» **THE PROBLEM**
Read the listing and extract each line that includes the word "Grille".

» **GIVEN DATA**
▼▼▼

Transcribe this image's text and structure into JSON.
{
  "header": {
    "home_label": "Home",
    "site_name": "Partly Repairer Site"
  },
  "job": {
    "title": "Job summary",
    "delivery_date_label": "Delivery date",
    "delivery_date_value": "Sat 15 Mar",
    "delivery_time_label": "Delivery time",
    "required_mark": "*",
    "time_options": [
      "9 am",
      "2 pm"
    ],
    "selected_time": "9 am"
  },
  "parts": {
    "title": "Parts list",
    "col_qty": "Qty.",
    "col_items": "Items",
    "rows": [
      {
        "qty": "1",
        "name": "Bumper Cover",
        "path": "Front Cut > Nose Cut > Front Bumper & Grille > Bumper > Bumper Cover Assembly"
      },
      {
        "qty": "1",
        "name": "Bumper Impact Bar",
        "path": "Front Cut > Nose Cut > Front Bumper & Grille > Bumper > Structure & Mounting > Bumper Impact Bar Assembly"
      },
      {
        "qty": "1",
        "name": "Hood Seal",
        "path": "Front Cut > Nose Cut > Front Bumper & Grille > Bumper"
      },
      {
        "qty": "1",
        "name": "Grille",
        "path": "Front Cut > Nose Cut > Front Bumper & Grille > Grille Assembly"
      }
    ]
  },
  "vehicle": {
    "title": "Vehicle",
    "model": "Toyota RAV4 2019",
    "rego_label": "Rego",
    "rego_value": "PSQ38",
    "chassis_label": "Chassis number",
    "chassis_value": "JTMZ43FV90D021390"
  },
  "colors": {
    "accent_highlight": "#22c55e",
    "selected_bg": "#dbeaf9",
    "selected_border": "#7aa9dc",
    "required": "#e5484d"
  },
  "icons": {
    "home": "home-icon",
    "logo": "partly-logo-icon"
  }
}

▲▲▲

» **SOLUTION**
        "path": "Front Cut > Nose Cut > Front Bumper & Grille > Bumper > Bumper Cover Assembly"
        "path": "Front Cut > Nose Cut > Front Bumper & Grille > Bumper > Structure & Mounting > Bumper Impact Bar Assembly"
        "path": "Front Cut > Nose Cut > Front Bumper & Grille > Bumper"
        "name": "Grille",
        "path": "Front Cut > Nose Cut > Front Bumper & Grille > Grille Assembly"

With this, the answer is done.